# Raw records:
:::
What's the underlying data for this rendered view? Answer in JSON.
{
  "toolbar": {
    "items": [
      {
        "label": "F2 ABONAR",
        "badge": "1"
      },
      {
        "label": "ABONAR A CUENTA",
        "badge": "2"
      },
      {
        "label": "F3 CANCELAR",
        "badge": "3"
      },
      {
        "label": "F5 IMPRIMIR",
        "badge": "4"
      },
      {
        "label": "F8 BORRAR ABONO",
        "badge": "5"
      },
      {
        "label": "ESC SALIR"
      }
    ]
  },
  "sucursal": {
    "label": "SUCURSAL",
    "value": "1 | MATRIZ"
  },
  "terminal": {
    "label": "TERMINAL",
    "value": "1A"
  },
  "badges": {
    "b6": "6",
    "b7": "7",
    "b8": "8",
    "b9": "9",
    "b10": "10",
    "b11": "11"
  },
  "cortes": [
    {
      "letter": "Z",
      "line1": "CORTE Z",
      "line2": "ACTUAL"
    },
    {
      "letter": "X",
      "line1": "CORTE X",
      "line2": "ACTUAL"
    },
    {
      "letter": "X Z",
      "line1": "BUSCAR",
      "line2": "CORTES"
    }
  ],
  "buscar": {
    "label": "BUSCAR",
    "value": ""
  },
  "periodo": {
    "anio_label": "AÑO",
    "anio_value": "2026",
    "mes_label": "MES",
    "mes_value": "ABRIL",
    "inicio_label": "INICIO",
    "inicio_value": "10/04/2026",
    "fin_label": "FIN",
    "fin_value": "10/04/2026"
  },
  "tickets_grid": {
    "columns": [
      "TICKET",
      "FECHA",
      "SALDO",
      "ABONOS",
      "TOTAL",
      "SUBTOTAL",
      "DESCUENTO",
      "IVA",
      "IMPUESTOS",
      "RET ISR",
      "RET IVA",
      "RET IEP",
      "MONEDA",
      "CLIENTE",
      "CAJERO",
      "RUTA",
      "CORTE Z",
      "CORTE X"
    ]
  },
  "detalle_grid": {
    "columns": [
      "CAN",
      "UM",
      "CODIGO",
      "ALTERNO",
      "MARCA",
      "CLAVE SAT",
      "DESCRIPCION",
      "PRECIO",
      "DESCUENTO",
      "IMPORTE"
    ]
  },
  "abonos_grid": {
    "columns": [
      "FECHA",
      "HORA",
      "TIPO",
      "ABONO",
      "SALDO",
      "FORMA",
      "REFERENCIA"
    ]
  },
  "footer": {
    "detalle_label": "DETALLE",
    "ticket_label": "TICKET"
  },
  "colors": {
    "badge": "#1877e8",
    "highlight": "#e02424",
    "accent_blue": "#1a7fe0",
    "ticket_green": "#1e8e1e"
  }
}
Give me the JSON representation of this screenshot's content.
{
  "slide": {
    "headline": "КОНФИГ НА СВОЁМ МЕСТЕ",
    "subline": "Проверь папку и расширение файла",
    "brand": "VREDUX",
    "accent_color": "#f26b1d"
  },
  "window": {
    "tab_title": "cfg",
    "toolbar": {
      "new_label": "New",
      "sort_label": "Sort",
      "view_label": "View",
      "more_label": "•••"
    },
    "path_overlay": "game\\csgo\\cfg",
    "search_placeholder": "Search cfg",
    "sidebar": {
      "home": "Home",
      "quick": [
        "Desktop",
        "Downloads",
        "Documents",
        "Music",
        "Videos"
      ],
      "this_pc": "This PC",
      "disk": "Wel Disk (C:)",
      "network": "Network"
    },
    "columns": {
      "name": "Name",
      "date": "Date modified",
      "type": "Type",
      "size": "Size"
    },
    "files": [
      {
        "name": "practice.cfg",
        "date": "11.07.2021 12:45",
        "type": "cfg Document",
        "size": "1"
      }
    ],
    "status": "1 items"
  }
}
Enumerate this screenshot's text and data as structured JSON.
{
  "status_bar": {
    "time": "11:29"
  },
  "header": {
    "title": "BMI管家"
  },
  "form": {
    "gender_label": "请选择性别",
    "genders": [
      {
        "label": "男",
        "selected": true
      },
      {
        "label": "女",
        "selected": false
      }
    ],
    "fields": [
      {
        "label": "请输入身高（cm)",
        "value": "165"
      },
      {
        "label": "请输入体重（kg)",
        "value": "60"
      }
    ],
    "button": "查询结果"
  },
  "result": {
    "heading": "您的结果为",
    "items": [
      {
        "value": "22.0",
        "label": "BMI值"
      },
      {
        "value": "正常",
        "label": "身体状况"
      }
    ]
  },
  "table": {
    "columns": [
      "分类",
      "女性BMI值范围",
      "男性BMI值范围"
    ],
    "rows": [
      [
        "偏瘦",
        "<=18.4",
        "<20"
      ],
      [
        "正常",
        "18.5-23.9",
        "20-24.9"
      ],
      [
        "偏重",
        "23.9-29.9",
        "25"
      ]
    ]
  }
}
:::
# Your task:
Of all the lines in the listing above, how many include "data"? Write only the number.

# Task answer:
2